*LISTED ENTRIES*:
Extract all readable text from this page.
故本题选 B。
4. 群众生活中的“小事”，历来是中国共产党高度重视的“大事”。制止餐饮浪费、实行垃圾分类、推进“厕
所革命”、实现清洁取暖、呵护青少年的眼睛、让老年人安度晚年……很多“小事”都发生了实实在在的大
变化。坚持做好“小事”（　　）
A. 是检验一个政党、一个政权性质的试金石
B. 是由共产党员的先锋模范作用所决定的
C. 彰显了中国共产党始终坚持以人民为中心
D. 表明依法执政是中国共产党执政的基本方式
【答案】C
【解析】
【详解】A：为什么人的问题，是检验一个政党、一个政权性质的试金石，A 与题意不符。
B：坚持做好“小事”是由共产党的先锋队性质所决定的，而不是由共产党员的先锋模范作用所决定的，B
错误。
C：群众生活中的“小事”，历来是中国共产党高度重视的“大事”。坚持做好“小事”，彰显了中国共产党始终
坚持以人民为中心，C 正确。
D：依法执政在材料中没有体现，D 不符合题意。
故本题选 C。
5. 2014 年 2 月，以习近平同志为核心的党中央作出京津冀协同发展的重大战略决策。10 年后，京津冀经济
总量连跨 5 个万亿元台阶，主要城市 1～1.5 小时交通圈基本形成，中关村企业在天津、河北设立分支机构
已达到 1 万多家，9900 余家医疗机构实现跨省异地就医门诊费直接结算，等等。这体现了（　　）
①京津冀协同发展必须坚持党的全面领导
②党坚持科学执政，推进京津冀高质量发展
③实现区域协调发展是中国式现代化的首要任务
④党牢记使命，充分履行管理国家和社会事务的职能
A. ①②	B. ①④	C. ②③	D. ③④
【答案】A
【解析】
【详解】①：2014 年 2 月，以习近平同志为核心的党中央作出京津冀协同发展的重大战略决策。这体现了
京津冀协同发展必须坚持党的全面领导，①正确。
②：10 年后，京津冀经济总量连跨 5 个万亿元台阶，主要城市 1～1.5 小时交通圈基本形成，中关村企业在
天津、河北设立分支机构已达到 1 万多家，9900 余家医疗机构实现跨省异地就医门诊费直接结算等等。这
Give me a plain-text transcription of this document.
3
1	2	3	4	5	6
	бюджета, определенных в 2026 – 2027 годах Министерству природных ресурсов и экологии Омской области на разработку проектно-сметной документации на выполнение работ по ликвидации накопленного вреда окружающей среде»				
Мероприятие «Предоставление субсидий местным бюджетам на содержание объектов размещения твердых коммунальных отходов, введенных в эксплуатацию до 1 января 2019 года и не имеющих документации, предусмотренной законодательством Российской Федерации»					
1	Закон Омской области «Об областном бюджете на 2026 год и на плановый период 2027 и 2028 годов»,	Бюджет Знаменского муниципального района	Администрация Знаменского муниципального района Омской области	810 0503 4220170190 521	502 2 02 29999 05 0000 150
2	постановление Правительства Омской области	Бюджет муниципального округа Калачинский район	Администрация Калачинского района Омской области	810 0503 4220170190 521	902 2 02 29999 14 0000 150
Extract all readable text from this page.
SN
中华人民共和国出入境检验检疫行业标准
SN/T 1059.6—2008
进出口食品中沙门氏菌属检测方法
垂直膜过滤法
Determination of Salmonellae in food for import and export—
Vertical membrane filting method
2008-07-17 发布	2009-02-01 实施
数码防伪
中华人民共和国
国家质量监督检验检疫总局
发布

*GOAL*: Determine the count of lines in the data above with the string "是检验一个政党" in them, and give that count alone.

*REPLY TO THE TASK*: 2